WRITTEN TASK
Write each line out again exactly as written.

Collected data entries

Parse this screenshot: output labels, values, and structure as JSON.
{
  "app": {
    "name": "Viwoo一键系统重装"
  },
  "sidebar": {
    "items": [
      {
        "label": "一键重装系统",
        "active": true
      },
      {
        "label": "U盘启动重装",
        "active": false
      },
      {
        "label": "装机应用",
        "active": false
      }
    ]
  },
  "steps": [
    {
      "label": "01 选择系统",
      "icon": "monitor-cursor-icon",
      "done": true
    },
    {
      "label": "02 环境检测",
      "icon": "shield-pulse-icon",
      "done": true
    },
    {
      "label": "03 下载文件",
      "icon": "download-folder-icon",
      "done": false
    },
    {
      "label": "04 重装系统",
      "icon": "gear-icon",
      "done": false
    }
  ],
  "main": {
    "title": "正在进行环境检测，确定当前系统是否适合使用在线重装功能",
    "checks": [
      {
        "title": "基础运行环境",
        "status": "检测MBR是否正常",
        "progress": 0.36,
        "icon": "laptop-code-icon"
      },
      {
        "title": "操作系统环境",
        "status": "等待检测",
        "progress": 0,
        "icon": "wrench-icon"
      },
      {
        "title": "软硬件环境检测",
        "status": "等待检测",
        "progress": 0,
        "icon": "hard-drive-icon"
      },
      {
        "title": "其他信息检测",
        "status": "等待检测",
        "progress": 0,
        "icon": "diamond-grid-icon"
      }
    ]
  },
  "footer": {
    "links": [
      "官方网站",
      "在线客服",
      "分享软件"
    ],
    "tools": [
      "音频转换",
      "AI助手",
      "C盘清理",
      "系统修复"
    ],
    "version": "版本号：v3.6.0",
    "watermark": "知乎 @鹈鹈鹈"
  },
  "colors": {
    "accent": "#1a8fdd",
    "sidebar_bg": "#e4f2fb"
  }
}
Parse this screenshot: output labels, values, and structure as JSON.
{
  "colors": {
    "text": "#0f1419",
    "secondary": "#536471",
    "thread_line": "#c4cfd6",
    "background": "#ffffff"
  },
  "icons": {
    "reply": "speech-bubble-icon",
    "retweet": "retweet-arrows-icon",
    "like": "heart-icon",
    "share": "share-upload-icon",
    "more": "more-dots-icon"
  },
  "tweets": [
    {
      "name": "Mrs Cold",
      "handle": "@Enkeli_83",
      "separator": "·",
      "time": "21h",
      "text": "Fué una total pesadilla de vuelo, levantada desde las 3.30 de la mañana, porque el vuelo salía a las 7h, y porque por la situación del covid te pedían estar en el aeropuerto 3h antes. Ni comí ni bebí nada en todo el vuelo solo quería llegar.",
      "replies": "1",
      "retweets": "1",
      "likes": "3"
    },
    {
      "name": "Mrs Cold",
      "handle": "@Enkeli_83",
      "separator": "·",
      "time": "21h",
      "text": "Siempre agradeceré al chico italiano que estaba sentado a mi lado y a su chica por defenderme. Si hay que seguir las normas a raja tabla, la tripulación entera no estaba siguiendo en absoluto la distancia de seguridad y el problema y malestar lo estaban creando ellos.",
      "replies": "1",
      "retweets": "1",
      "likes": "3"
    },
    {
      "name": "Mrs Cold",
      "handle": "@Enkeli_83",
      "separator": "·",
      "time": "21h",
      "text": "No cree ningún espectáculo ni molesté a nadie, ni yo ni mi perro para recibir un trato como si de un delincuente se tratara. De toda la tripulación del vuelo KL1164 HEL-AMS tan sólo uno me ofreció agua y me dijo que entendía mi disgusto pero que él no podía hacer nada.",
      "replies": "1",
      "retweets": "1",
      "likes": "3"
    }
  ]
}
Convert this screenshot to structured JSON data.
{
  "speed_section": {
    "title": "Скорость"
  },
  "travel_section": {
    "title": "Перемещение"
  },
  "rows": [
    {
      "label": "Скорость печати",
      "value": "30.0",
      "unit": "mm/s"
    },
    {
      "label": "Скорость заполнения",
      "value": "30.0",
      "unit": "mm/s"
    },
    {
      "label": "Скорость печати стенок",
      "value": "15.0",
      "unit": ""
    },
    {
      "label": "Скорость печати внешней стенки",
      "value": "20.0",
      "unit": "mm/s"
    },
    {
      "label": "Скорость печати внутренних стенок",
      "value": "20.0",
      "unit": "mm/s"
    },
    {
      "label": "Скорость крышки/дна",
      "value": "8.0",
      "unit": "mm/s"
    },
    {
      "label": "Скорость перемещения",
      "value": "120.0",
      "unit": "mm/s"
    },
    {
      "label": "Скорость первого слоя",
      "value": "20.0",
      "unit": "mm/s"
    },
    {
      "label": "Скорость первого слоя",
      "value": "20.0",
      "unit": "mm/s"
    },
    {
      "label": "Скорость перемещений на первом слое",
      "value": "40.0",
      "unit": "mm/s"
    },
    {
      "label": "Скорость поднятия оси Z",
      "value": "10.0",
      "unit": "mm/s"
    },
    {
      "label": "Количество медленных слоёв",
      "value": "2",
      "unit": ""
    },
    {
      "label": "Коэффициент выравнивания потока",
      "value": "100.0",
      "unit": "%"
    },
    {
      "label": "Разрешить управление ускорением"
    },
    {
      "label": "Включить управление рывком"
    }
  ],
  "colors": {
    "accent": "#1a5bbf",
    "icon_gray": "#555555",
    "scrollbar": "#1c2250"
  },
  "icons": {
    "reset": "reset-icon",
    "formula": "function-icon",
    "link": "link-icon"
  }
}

RESPONSE TO THE EXERCISE
Parse this screenshot: output labels, values, and structure as JSON.
{
  "app": {
    "name": "Viwoo一键系统重装"
  },
  "sidebar": {
    "items": [
      {
        "label": "一键重装系统",
        "active": true
      },
      {
        "label": "U盘启动重装",
        "active": false
      },
      {
        "label": "装机应用",
        "active": false
      }
    ]
  },
  "steps": [
    {
      "label": "01 选择系统",
      "icon": "monitor-cursor-icon",
      "done": true
    },
    {
      "label": "02 环境检测",
      "icon": "shield-pulse-icon",
      "done": true
    },
    {
      "label": "03 下载文件",
      "icon": "download-folder-icon",
      "done": false
    },
    {
      "label": "04 重装系统",
      "icon": "gear-icon",
      "done": false
    }
  ],
  "main": {
    "title": "正在进行环境检测，确定当前系统是否适合使用在线重装功能",
    "checks": [
      {
        "title": "基础运行环境",
        "status": "检测MBR是否正常",
        "progress": 0.36,
        "icon": "laptop-code-icon"
      },
      {
        "title": "操作系统环境",
        "status": "等待检测",
        "progress": 0,
        "icon": "wrench-icon"
      },
      {
        "title": "软硬件环境检测",
        "status": "等待检测",
        "progress": 0,
        "icon": "hard-drive-icon"
      },
      {
        "title": "其他信息检测",
        "status": "等待检测",
        "progress": 0,
        "icon": "diamond-grid-icon"
      }
    ]
  },
  "footer": {
    "links": [
      "官方网站",
      "在线客服",
      "分享软件"
    ],
    "tools": [
      "音频转换",
      "AI助手",
      "C盘清理",
      "系统修复"
    ],
    "version": "版本号：v3.6.0",
    "watermark": "知乎 @鹈鹈鹈"
  },
  "colors": {
    "accent": "#1a8fdd",
    "sidebar_bg": "#e4f2fb"
  }
}
Parse this screenshot: output labels, values, and structure as JSON.
{
  "colors": {
    "text": "#0f1419",
    "secondary": "#536471",
    "thread_line": "#c4cfd6",
    "background": "#ffffff"
  },
  "icons": {
    "reply": "speech-bubble-icon",
    "retweet": "retweet-arrows-icon",
    "like": "heart-icon",
    "share": "share-upload-icon",
    "more": "more-dots-icon"
  },
  "tweets": [
    {
      "name": "Mrs Cold",
      "handle": "@Enkeli_83",
      "separator": "·",
      "time": "21h",
      "text": "Fué una total pesadilla de vuelo, levantada desde las 3.30 de la mañana, porque el vuelo salía a las 7h, y porque por la situación del covid te pedían estar en el aeropuerto 3h antes. Ni comí ni bebí nada en todo el vuelo solo quería llegar.",
      "replies": "1",
      "retweets": "1",
      "likes": "3"
    },
    {
      "name": "Mrs Cold",
      "handle": "@Enkeli_83",
      "separator": "·",
      "time": "21h",
      "text": "Siempre agradeceré al chico italiano que estaba sentado a mi lado y a su chica por defenderme. Si hay que seguir las normas a raja tabla, la tripulación entera no estaba siguiendo en absoluto la distancia de seguridad y el problema y malestar lo estaban creando ellos.",
      "replies": "1",
      "retweets": "1",
      "likes": "3"
    },
    {
      "name": "Mrs Cold",
      "handle": "@Enkeli_83",
      "separator": "·",
      "time": "21h",
      "text": "No cree ningún espectáculo ni molesté a nadie, ni yo ni mi perro para recibir un trato como si de un delincuente se tratara. De toda la tripulación del vuelo KL1164 HEL-AMS tan sólo uno me ofreció agua y me dijo que entendía mi disgusto pero que él no podía hacer nada.",
      "replies": "1",
      "retweets": "1",
      "likes": "3"
    }
  ]
}
Convert this screenshot to structured JSON data.
{
  "speed_section": {
    "title": "Скорость"
  },
  "travel_section": {
    "title": "Перемещение"
  },
  "rows": [
    {
      "label": "Скорость печати",
      "value": "30.0",
      "unit": "mm/s"
    },
    {
      "label": "Скорость заполнения",
      "value": "30.0",
      "unit": "mm/s"
    },
    {
      "label": "Скорость печати стенок",
      "value": "15.0",
      "unit": ""
    },
    {
      "label": "Скорость печати внешней стенки",
      "value": "20.0",
      "unit": "mm/s"
    },
    {
      "label": "Скорость печати внутренних стенок",
      "value": "20.0",
      "unit": "mm/s"
    },
    {
      "label": "Скорость крышки/дна",
      "value": "8.0",
      "unit": "mm/s"
    },
    {
      "label": "Скорость перемещения",
      "value": "120.0",
      "unit": "mm/s"
    },
    {
      "label": "Скорость первого слоя",
      "value": "20.0",
      "unit": "mm/s"
    },
    {
      "label": "Скорость первого слоя",
      "value": "20.0",
      "unit": "mm/s"
    },
    {
      "label": "Скорость перемещений на первом слое",
      "value": "40.0",
      "unit": "mm/s"
    },
    {
      "label": "Скорость поднятия оси Z",
      "value": "10.0",
      "unit": "mm/s"
    },
    {
      "label": "Количество медленных слоёв",
      "value": "2",
      "unit": ""
    },
    {
      "label": "Коэффициент выравнивания потока",
      "value": "100.0",
      "unit": "%"
    },
    {
      "label": "Разрешить управление ускорением"
    },
    {
      "label": "Включить управление рывком"
    }
  ],
  "colors": {
    "accent": "#1a5bbf",
    "icon_gray": "#555555",
    "scrollbar": "#1c2250"
  },
  "icons": {
    "reset": "reset-icon",
    "formula": "function-icon",
    "link": "link-icon"
  }
}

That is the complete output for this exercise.